_Exercise brief:_ Give every line back verbatim, dropping all images.

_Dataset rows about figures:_
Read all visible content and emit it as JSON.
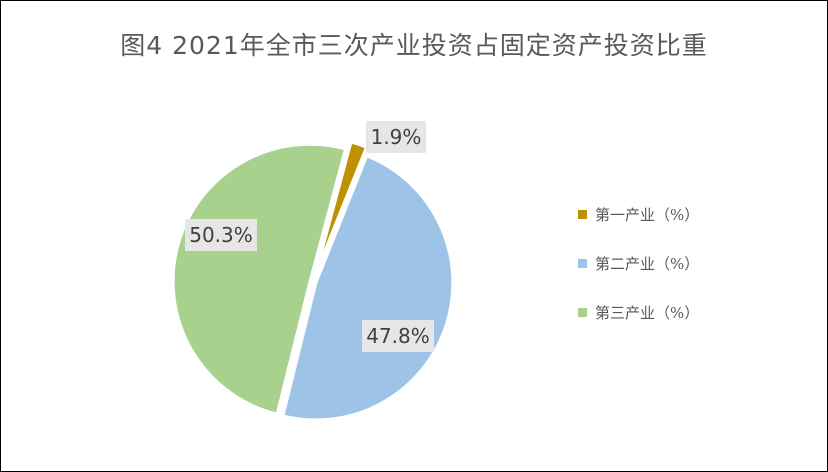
{
  "chart_data": {
    "type": "pie",
    "title": "图4  2021年全市三次产业投资占固定资产投资比重",
    "series": [
      {
        "name": "第一产业（%）",
        "value": 1.9,
        "label": "1.9%",
        "color": "#BF9000"
      },
      {
        "name": "第二产业（%）",
        "value": 47.8,
        "label": "47.8%",
        "color": "#9DC3E6"
      },
      {
        "name": "第三产业（%）",
        "value": 50.3,
        "label": "50.3%",
        "color": "#A9D18E"
      }
    ],
    "legend_position": "right",
    "start_angle_deg": 15
  }
}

_Exercise solution:_
Read all visible content and emit it as JSON.
{
  "chart_data": {
    "type": "pie",
    "title": "图4  2021年全市三次产业投资占固定资产投资比重",
    "series": [
      {
        "name": "第一产业（%）",
        "value": 1.9,
        "label": "1.9%",
        "color": "#BF9000"
      },
      {
        "name": "第二产业（%）",
        "value": 47.8,
        "label": "47.8%",
        "color": "#9DC3E6"
      },
      {
        "name": "第三产业（%）",
        "value": 50.3,
        "label": "50.3%",
        "color": "#A9D18E"
      }
    ],
    "legend_position": "right",
    "start_angle_deg": 15
  }
}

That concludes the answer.